2.1. Con il primo motivo ha denunciato la violazione dell’art. 1 I. 7/10/1969 n. 742 (come modificata dal d.l. 12/9/2014 n. 132, convertito con modificazioni dalla I. 19/11/2014 n. 162), ai sensi dell’art. 606, comma 1, lett. b), cod. proc. pen., prospettando la erroneità della affermazione della tardività della propria opposizione, non essendo stato considerato che il decreto era stato notificato in pendenza della sospensione feriale dei termini, con la conseguenza che il termine per la proposizione dell’opposizione avrebbe dovuto essere computato dalla cessazione di tale sospensione, e che quindi la propria opposizione, proposta il entro il termine di 15 giorni dalla notificazione del decreto.
2.2. Con un secondo motivo ha lamentato l’errata applicazione dell’art. 461 cod. proc. pen., ai sensi dell’art. 606, comma 1, lett. b), cod. proc. pen., censurando l’affermazione della inammissibilità della proposizione della opposizione mediante posta elettronica certificata, essendo consentita la trasmissione degli atti di parte mediante tale modalità dal d.l. 7/3/2005 n. 85 (codice della amministrazione digitale), il cui art. 48 equipara la trasmissione dei documenti informatici per via telematica alla notificazione per mezzo della posta.
2.3. Con un terzo motivo ha lamentato la violazione dell’art. 16, comma 4, d.l. 16 ottobre 202 n. 179, ai sensi dell’art. 606, comma 1, lett. b), cod. proc. pen., non essendo stata notificata all’imputato copia del decreto penale di condanna e non essendo consentite le notificazioni all’imputato personalmente a mezzo di posta elettronica certificata.
--
Rispondi alle domande sul brano di partenza.
1. Secondo il primo motivo, in quale periodo era stato notificato il decreto?
2. Quale articolo del codice della amministrazione digitale è richiamato nel secondo motivo, e che cosa equipara?
3. Nel terzo motivo, di quale atto non era stata notificata copia all'imputato?
Per rispondere basati soltanto sul brano di partenza.

> [Estratto dei dati]:
--
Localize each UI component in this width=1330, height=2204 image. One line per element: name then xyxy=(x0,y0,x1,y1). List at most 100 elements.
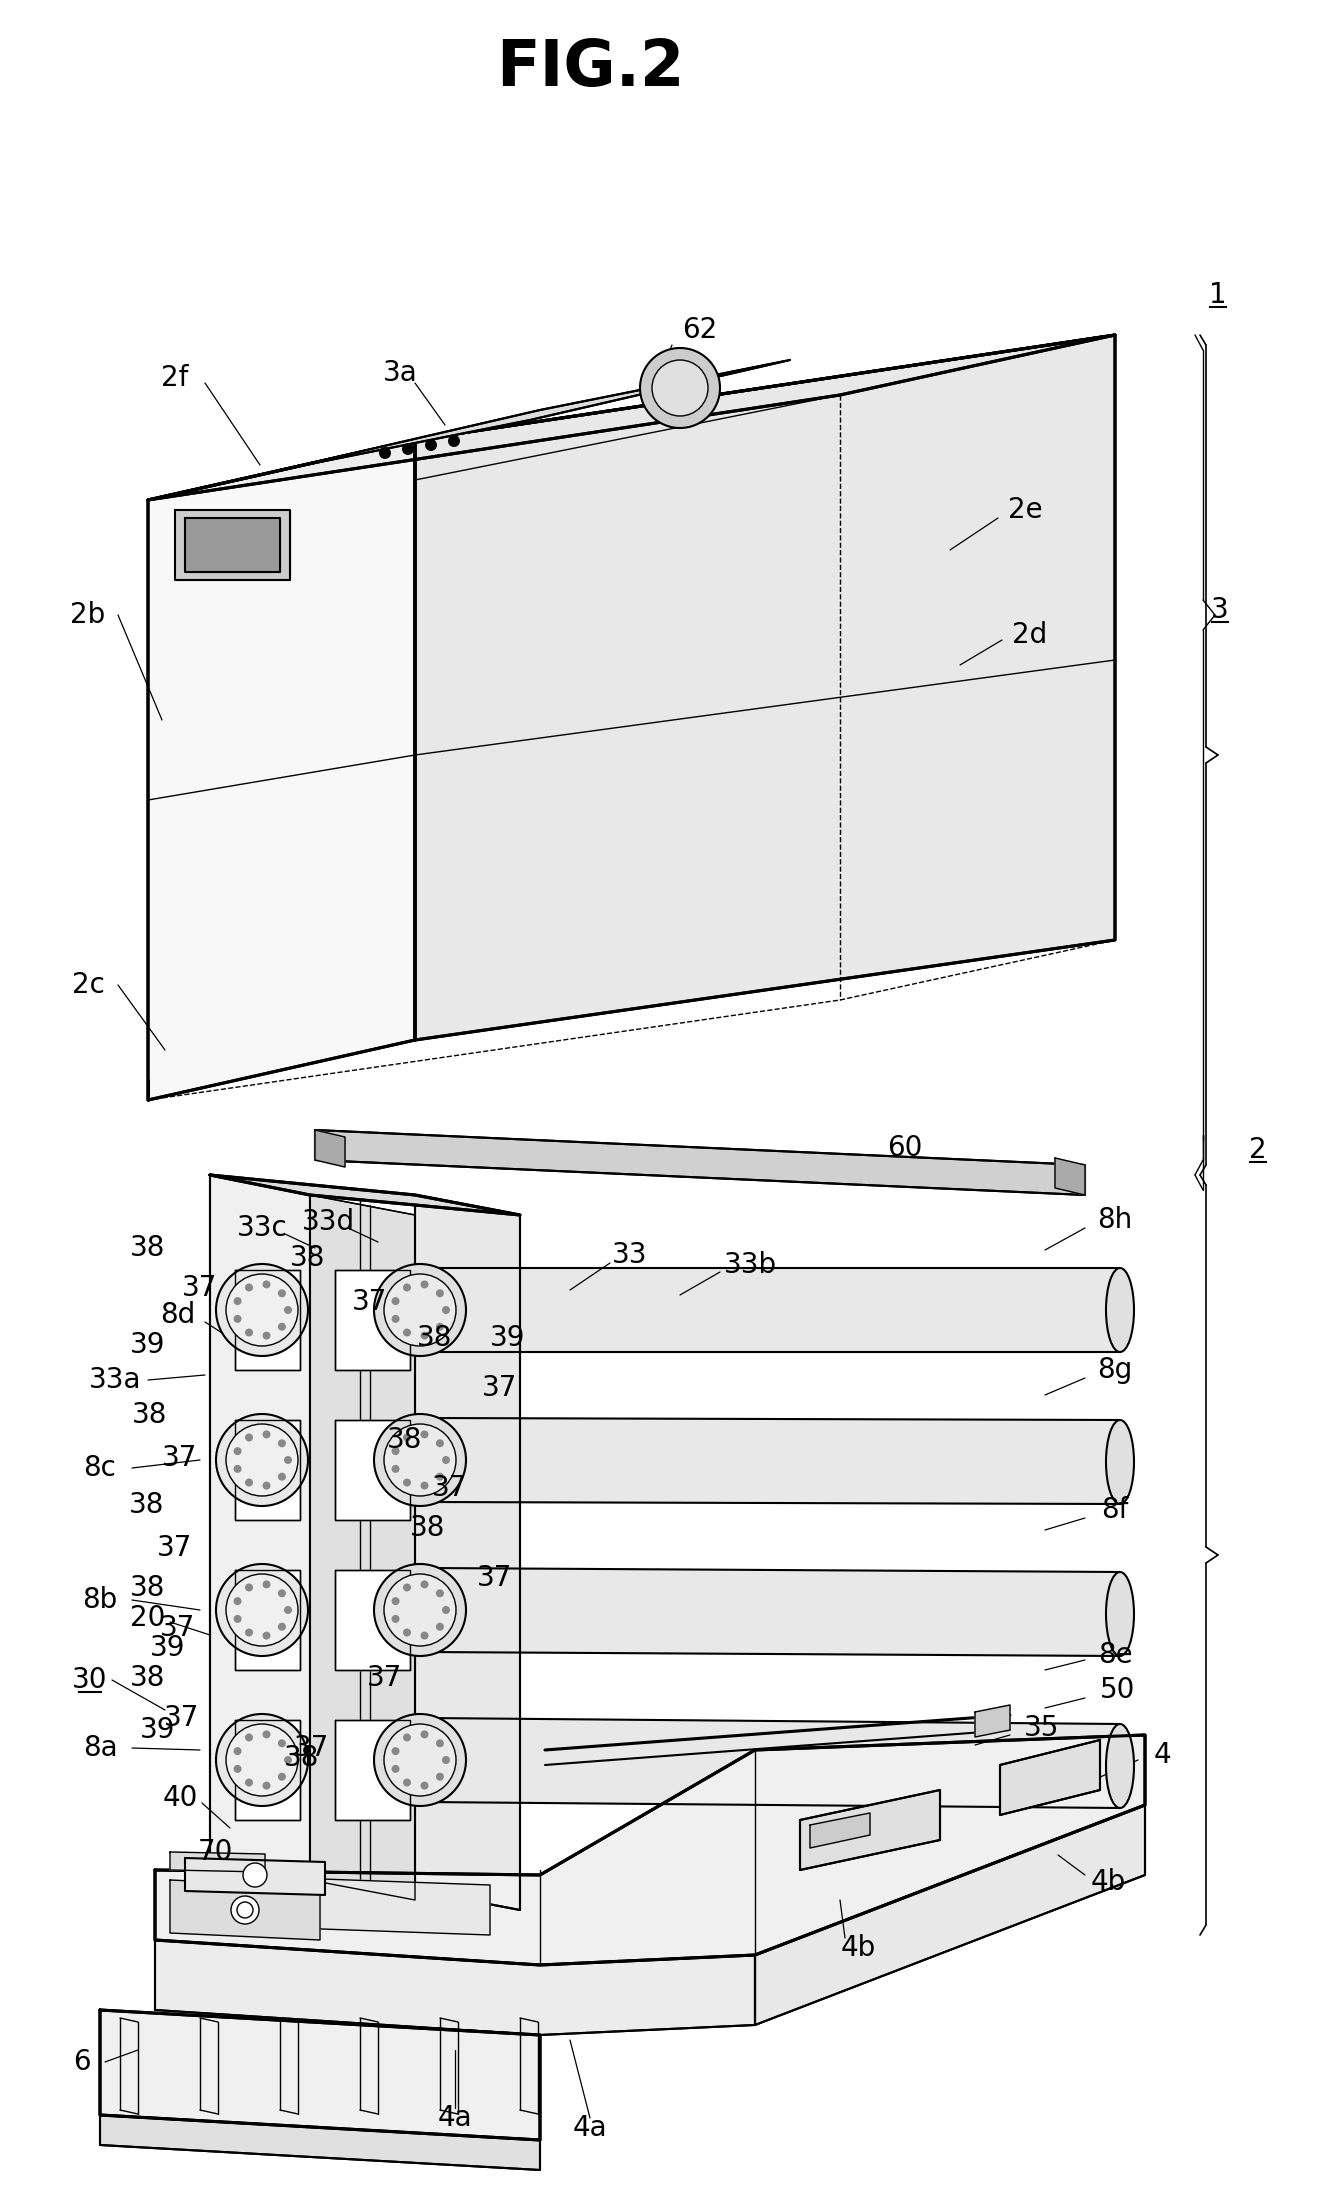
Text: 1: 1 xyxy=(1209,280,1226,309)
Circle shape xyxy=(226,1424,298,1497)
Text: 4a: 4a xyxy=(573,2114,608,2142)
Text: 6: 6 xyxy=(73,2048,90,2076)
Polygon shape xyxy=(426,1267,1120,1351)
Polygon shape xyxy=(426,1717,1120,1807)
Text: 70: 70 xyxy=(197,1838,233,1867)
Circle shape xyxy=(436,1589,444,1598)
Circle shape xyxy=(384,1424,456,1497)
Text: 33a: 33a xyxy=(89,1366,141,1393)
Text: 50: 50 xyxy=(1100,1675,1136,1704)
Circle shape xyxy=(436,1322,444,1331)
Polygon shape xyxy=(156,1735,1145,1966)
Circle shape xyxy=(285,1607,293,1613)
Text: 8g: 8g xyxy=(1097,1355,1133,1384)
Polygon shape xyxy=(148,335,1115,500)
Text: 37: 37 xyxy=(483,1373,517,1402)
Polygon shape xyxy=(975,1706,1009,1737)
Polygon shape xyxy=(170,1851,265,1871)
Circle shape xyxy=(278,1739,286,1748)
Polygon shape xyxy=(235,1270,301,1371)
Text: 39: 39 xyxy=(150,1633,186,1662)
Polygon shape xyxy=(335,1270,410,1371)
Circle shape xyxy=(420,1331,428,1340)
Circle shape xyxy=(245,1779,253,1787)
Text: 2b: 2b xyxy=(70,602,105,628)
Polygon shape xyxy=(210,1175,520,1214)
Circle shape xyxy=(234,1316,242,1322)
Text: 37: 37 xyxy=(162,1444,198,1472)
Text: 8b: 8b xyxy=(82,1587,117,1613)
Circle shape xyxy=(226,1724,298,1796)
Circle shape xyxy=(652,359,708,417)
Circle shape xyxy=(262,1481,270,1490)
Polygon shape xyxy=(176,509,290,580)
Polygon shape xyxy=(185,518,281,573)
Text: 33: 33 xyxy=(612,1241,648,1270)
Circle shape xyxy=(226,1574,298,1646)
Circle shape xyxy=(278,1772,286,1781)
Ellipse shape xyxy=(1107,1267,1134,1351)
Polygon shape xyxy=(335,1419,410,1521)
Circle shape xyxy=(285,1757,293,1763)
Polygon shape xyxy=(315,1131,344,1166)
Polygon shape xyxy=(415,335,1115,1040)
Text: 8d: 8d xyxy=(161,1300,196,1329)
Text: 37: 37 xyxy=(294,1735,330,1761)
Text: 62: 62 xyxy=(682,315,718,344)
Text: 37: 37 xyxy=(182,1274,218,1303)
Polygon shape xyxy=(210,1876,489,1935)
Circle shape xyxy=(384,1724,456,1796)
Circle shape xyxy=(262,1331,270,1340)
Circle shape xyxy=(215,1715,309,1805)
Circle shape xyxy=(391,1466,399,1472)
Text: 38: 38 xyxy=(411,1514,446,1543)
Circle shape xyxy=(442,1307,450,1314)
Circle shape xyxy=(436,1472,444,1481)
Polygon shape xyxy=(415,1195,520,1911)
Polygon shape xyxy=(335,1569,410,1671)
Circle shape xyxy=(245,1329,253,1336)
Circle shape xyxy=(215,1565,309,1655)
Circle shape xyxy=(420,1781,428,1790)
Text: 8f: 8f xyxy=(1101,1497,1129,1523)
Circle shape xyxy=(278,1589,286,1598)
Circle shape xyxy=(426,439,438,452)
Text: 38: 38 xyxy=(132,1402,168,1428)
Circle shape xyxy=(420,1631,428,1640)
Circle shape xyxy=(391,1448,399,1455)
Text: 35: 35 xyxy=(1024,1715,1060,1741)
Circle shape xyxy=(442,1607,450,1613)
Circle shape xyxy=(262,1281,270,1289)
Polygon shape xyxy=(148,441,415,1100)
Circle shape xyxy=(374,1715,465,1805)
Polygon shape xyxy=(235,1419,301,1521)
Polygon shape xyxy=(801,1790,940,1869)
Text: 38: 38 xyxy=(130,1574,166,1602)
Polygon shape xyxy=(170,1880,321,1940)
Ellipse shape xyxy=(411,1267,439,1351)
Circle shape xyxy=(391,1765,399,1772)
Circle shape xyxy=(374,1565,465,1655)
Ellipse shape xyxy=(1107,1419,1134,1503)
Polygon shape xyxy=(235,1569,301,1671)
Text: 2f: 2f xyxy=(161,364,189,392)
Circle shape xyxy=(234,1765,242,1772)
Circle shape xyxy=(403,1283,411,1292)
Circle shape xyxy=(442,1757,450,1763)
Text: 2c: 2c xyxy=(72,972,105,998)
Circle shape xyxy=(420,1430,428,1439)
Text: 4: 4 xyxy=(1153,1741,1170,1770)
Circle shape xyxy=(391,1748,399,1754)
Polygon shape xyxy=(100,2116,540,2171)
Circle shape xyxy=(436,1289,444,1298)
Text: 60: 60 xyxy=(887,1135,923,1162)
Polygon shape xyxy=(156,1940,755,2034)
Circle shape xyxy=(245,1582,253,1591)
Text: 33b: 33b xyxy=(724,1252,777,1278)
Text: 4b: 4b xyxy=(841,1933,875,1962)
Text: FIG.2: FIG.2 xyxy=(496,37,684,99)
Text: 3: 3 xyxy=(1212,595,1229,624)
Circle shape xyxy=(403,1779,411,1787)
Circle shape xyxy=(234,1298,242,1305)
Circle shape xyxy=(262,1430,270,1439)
--
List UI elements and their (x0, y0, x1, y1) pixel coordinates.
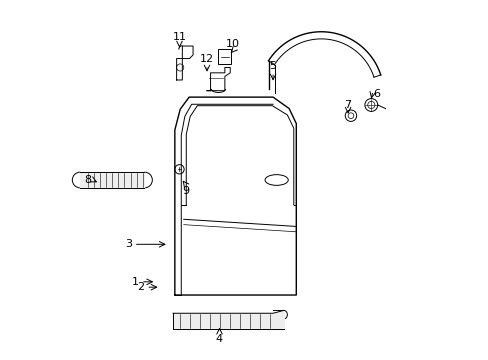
--
> [Risposta]:
1. In pendenza della sospensione feriale dei termini.
2. L'art. 48, che equipara la trasmissione dei documenti informatici per via telematica alla notificazione per mezzo della posta.
3. Del decreto penale di condanna.